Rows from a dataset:

## start

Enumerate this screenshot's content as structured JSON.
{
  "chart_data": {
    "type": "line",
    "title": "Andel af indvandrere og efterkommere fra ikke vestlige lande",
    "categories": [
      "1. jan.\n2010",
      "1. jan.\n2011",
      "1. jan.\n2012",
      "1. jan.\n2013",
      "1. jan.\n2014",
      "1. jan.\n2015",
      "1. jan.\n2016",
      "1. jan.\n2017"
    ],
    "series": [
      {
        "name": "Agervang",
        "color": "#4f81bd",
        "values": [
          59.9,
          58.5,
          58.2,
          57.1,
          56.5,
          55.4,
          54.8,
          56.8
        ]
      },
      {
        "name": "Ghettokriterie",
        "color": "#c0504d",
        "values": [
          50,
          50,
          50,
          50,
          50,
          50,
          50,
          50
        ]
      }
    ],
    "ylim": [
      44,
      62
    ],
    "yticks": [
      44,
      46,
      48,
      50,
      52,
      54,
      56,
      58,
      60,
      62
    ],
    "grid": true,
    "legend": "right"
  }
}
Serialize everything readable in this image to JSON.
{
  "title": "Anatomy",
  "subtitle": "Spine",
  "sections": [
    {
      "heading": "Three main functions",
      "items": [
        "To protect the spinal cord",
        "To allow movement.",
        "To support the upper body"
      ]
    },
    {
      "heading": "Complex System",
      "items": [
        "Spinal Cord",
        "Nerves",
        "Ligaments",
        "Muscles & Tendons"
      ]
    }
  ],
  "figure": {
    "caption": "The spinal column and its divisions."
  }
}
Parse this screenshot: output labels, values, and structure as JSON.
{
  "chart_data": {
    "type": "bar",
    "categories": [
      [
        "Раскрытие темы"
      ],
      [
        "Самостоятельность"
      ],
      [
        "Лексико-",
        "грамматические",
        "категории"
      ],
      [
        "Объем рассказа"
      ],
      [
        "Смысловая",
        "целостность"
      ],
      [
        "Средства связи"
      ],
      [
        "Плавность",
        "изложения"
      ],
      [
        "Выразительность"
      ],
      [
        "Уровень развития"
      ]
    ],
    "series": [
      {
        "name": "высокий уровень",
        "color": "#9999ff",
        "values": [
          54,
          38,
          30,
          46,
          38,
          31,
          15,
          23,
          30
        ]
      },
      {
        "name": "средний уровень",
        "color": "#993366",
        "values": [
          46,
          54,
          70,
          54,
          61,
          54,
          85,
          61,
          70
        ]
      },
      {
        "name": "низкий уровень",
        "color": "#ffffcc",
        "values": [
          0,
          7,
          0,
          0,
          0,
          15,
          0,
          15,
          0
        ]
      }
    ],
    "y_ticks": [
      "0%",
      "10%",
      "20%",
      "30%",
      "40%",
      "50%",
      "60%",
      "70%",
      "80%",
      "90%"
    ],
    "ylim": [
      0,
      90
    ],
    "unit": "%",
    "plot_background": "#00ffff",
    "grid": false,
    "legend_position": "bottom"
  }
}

## end

→ **Exercise instructions**
The word "name" may occur in lines of the records. Report how many such lines there are, giving only the number.

→ **Task output**
5